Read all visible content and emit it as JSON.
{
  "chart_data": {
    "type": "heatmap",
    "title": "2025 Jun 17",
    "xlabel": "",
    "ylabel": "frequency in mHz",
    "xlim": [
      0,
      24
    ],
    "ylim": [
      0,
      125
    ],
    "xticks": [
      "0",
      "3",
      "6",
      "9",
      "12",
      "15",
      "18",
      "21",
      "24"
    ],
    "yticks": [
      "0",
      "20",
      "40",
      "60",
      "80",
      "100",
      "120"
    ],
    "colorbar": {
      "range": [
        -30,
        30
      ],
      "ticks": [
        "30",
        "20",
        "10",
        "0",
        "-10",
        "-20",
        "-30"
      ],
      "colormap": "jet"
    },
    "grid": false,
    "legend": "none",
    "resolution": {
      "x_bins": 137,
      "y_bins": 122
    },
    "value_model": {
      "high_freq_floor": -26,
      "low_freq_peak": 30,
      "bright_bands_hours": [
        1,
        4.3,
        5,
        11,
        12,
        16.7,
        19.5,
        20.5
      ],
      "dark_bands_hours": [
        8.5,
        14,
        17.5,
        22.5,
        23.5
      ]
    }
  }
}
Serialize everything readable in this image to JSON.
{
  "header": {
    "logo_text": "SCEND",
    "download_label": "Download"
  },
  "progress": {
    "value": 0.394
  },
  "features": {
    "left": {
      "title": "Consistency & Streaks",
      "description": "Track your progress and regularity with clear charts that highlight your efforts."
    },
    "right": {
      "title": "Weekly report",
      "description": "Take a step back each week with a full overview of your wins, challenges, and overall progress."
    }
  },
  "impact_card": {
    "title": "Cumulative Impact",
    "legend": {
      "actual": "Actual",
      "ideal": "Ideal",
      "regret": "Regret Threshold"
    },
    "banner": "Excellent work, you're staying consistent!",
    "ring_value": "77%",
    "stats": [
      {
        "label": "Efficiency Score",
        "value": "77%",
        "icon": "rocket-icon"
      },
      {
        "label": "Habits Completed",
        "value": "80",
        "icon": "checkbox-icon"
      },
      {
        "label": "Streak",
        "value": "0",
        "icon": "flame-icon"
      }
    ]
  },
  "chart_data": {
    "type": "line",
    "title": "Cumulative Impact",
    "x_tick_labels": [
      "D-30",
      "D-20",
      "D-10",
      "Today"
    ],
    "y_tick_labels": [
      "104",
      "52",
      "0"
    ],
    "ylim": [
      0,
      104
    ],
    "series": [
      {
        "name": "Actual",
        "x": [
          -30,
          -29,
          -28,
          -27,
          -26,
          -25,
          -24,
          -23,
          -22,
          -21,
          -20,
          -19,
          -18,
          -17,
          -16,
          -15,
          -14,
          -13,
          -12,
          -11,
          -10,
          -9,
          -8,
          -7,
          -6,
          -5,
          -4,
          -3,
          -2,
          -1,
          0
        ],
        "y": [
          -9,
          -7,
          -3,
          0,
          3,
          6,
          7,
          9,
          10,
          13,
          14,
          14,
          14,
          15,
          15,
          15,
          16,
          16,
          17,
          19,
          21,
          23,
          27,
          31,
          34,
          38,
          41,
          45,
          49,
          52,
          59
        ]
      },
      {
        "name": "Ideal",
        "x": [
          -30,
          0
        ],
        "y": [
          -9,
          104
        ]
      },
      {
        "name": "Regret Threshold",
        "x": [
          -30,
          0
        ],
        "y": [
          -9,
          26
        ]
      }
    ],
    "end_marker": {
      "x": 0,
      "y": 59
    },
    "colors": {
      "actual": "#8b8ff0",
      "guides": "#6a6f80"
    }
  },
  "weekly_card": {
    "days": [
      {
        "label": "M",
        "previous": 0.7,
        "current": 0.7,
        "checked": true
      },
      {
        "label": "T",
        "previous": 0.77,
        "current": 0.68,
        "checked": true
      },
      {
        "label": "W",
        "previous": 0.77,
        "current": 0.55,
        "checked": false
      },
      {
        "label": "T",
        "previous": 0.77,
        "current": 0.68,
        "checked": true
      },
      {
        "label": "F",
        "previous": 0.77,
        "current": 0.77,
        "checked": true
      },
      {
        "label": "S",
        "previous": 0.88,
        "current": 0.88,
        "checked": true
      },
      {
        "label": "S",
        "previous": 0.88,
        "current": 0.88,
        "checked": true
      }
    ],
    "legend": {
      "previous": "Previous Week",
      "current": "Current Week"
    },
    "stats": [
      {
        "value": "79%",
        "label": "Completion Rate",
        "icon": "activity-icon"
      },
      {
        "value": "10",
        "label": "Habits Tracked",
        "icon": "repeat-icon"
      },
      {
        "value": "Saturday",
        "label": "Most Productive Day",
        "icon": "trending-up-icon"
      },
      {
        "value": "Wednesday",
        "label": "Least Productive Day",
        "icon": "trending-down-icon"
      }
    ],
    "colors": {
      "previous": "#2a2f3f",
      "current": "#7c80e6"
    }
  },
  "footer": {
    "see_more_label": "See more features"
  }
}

Written exercise. Your task is to repeat every entry exactly.

Exercise solution.
Read all visible content and emit it as JSON.
{
  "chart_data": {
    "type": "heatmap",
    "title": "2025 Jun 17",
    "xlabel": "",
    "ylabel": "frequency in mHz",
    "xlim": [
      0,
      24
    ],
    "ylim": [
      0,
      125
    ],
    "xticks": [
      "0",
      "3",
      "6",
      "9",
      "12",
      "15",
      "18",
      "21",
      "24"
    ],
    "yticks": [
      "0",
      "20",
      "40",
      "60",
      "80",
      "100",
      "120"
    ],
    "colorbar": {
      "range": [
        -30,
        30
      ],
      "ticks": [
        "30",
        "20",
        "10",
        "0",
        "-10",
        "-20",
        "-30"
      ],
      "colormap": "jet"
    },
    "grid": false,
    "legend": "none",
    "resolution": {
      "x_bins": 137,
      "y_bins": 122
    },
    "value_model": {
      "high_freq_floor": -26,
      "low_freq_peak": 30,
      "bright_bands_hours": [
        1,
        4.3,
        5,
        11,
        12,
        16.7,
        19.5,
        20.5
      ],
      "dark_bands_hours": [
        8.5,
        14,
        17.5,
        22.5,
        23.5
      ]
    }
  }
}
Serialize everything readable in this image to JSON.
{
  "header": {
    "logo_text": "SCEND",
    "download_label": "Download"
  },
  "progress": {
    "value": 0.394
  },
  "features": {
    "left": {
      "title": "Consistency & Streaks",
      "description": "Track your progress and regularity with clear charts that highlight your efforts."
    },
    "right": {
      "title": "Weekly report",
      "description": "Take a step back each week with a full overview of your wins, challenges, and overall progress."
    }
  },
  "impact_card": {
    "title": "Cumulative Impact",
    "legend": {
      "actual": "Actual",
      "ideal": "Ideal",
      "regret": "Regret Threshold"
    },
    "banner": "Excellent work, you're staying consistent!",
    "ring_value": "77%",
    "stats": [
      {
        "label": "Efficiency Score",
        "value": "77%",
        "icon": "rocket-icon"
      },
      {
        "label": "Habits Completed",
        "value": "80",
        "icon": "checkbox-icon"
      },
      {
        "label": "Streak",
        "value": "0",
        "icon": "flame-icon"
      }
    ]
  },
  "chart_data": {
    "type": "line",
    "title": "Cumulative Impact",
    "x_tick_labels": [
      "D-30",
      "D-20",
      "D-10",
      "Today"
    ],
    "y_tick_labels": [
      "104",
      "52",
      "0"
    ],
    "ylim": [
      0,
      104
    ],
    "series": [
      {
        "name": "Actual",
        "x": [
          -30,
          -29,
          -28,
          -27,
          -26,
          -25,
          -24,
          -23,
          -22,
          -21,
          -20,
          -19,
          -18,
          -17,
          -16,
          -15,
          -14,
          -13,
          -12,
          -11,
          -10,
          -9,
          -8,
          -7,
          -6,
          -5,
          -4,
          -3,
          -2,
          -1,
          0
        ],
        "y": [
          -9,
          -7,
          -3,
          0,
          3,
          6,
          7,
          9,
          10,
          13,
          14,
          14,
          14,
          15,
          15,
          15,
          16,
          16,
          17,
          19,
          21,
          23,
          27,
          31,
          34,
          38,
          41,
          45,
          49,
          52,
          59
        ]
      },
      {
        "name": "Ideal",
        "x": [
          -30,
          0
        ],
        "y": [
          -9,
          104
        ]
      },
      {
        "name": "Regret Threshold",
        "x": [
          -30,
          0
        ],
        "y": [
          -9,
          26
        ]
      }
    ],
    "end_marker": {
      "x": 0,
      "y": 59
    },
    "colors": {
      "actual": "#8b8ff0",
      "guides": "#6a6f80"
    }
  },
  "weekly_card": {
    "days": [
      {
        "label": "M",
        "previous": 0.7,
        "current": 0.7,
        "checked": true
      },
      {
        "label": "T",
        "previous": 0.77,
        "current": 0.68,
        "checked": true
      },
      {
        "label": "W",
        "previous": 0.77,
        "current": 0.55,
        "checked": false
      },
      {
        "label": "T",
        "previous": 0.77,
        "current": 0.68,
        "checked": true
      },
      {
        "label": "F",
        "previous": 0.77,
        "current": 0.77,
        "checked": true
      },
      {
        "label": "S",
        "previous": 0.88,
        "current": 0.88,
        "checked": true
      },
      {
        "label": "S",
        "previous": 0.88,
        "current": 0.88,
        "checked": true
      }
    ],
    "legend": {
      "previous": "Previous Week",
      "current": "Current Week"
    },
    "stats": [
      {
        "value": "79%",
        "label": "Completion Rate",
        "icon": "activity-icon"
      },
      {
        "value": "10",
        "label": "Habits Tracked",
        "icon": "repeat-icon"
      },
      {
        "value": "Saturday",
        "label": "Most Productive Day",
        "icon": "trending-up-icon"
      },
      {
        "value": "Wednesday",
        "label": "Least Productive Day",
        "icon": "trending-down-icon"
      }
    ],
    "colors": {
      "previous": "#2a2f3f",
      "current": "#7c80e6"
    }
  },
  "footer": {
    "see_more_label": "See more features"
  }
}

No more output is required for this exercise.